> [Problem requirements] Only the run of lines from the one containing "Read out every word on this page." through the last line should be returned, exactly as written.

> [Dataset extract]

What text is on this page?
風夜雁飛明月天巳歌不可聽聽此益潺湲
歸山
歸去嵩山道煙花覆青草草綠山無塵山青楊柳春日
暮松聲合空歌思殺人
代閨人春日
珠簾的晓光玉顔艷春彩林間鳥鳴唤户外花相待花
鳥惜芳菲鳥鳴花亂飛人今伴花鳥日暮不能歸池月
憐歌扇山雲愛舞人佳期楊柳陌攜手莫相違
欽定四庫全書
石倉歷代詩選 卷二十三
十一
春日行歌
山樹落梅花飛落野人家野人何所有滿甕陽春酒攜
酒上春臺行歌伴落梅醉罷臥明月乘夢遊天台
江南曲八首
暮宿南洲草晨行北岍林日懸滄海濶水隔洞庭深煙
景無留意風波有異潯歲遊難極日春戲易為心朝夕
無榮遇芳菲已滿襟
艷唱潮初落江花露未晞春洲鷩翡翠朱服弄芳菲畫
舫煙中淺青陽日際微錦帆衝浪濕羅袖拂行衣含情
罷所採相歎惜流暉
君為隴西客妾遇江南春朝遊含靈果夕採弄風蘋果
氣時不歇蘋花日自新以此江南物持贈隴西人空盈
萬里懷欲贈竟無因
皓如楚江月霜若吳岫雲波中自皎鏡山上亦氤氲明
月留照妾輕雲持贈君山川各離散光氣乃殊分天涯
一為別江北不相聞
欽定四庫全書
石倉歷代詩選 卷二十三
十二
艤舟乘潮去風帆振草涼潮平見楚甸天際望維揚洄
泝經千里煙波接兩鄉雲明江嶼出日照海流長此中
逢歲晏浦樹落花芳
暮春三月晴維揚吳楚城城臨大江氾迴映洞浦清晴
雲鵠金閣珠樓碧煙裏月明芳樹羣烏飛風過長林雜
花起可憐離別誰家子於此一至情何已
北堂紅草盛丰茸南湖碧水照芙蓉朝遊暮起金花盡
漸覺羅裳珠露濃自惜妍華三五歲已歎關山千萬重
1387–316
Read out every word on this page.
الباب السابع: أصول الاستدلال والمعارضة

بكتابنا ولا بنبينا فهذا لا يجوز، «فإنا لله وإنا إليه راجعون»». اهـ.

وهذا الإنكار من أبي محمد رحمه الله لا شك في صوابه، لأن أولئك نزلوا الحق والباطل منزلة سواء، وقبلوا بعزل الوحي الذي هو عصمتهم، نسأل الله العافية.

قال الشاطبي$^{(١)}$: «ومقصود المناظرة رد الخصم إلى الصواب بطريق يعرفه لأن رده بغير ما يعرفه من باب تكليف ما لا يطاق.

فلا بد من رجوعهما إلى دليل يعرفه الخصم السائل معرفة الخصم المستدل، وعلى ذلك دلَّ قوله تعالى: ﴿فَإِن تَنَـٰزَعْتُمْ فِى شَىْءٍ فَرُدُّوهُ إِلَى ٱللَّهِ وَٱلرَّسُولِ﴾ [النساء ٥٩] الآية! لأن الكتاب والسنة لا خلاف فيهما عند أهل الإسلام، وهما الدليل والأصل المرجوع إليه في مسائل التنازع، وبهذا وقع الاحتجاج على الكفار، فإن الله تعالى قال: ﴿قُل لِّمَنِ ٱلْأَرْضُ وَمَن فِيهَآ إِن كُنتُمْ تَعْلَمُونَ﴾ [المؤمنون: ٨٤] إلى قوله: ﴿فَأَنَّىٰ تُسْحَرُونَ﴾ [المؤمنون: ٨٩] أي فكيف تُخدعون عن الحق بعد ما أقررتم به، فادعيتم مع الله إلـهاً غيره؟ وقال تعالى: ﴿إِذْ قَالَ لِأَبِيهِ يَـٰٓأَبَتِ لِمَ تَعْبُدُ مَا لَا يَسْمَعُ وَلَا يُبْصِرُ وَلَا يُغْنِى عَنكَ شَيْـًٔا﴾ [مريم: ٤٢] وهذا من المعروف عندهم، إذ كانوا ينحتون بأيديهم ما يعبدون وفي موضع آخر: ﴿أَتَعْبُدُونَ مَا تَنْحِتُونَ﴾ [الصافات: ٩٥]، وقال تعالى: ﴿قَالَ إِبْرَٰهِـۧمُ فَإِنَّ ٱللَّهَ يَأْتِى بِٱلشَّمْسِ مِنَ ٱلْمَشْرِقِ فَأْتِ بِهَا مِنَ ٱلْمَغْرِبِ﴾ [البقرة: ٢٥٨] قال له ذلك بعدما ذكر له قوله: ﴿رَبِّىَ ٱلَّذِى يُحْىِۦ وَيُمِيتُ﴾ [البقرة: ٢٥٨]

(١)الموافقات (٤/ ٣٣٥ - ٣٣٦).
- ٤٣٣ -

> [Output of the exercise]
Read out every word on this page.
الباب السابع: أصول الاستدلال والمعارضة

بكتابنا ولا بنبينا فهذا لا يجوز، «فإنا لله وإنا إليه راجعون»». اهـ.

وهذا الإنكار من أبي محمد رحمه الله لا شك في صوابه، لأن أولئك نزلوا الحق والباطل منزلة سواء، وقبلوا بعزل الوحي الذي هو عصمتهم، نسأل الله العافية.

قال الشاطبي$^{(١)}$: «ومقصود المناظرة رد الخصم إلى الصواب بطريق يعرفه لأن رده بغير ما يعرفه من باب تكليف ما لا يطاق.

فلا بد من رجوعهما إلى دليل يعرفه الخصم السائل معرفة الخصم المستدل، وعلى ذلك دلَّ قوله تعالى: ﴿فَإِن تَنَـٰزَعْتُمْ فِى شَىْءٍ فَرُدُّوهُ إِلَى ٱللَّهِ وَٱلرَّسُولِ﴾ [النساء ٥٩] الآية! لأن الكتاب والسنة لا خلاف فيهما عند أهل الإسلام، وهما الدليل والأصل المرجوع إليه في مسائل التنازع، وبهذا وقع الاحتجاج على الكفار، فإن الله تعالى قال: ﴿قُل لِّمَنِ ٱلْأَرْضُ وَمَن فِيهَآ إِن كُنتُمْ تَعْلَمُونَ﴾ [المؤمنون: ٨٤] إلى قوله: ﴿فَأَنَّىٰ تُسْحَرُونَ﴾ [المؤمنون: ٨٩] أي فكيف تُخدعون عن الحق بعد ما أقررتم به، فادعيتم مع الله إلـهاً غيره؟ وقال تعالى: ﴿إِذْ قَالَ لِأَبِيهِ يَـٰٓأَبَتِ لِمَ تَعْبُدُ مَا لَا يَسْمَعُ وَلَا يُبْصِرُ وَلَا يُغْنِى عَنكَ شَيْـًٔا﴾ [مريم: ٤٢] وهذا من المعروف عندهم، إذ كانوا ينحتون بأيديهم ما يعبدون وفي موضع آخر: ﴿أَتَعْبُدُونَ مَا تَنْحِتُونَ﴾ [الصافات: ٩٥]، وقال تعالى: ﴿قَالَ إِبْرَٰهِـۧمُ فَإِنَّ ٱللَّهَ يَأْتِى بِٱلشَّمْسِ مِنَ ٱلْمَشْرِقِ فَأْتِ بِهَا مِنَ ٱلْمَغْرِبِ﴾ [البقرة: ٢٥٨] قال له ذلك بعدما ذكر له قوله: ﴿رَبِّىَ ٱلَّذِى يُحْىِۦ وَيُمِيتُ﴾ [البقرة: ٢٥٨]

(١)الموافقات (٤/ ٣٣٥ - ٣٣٦).
- ٤٣٣ -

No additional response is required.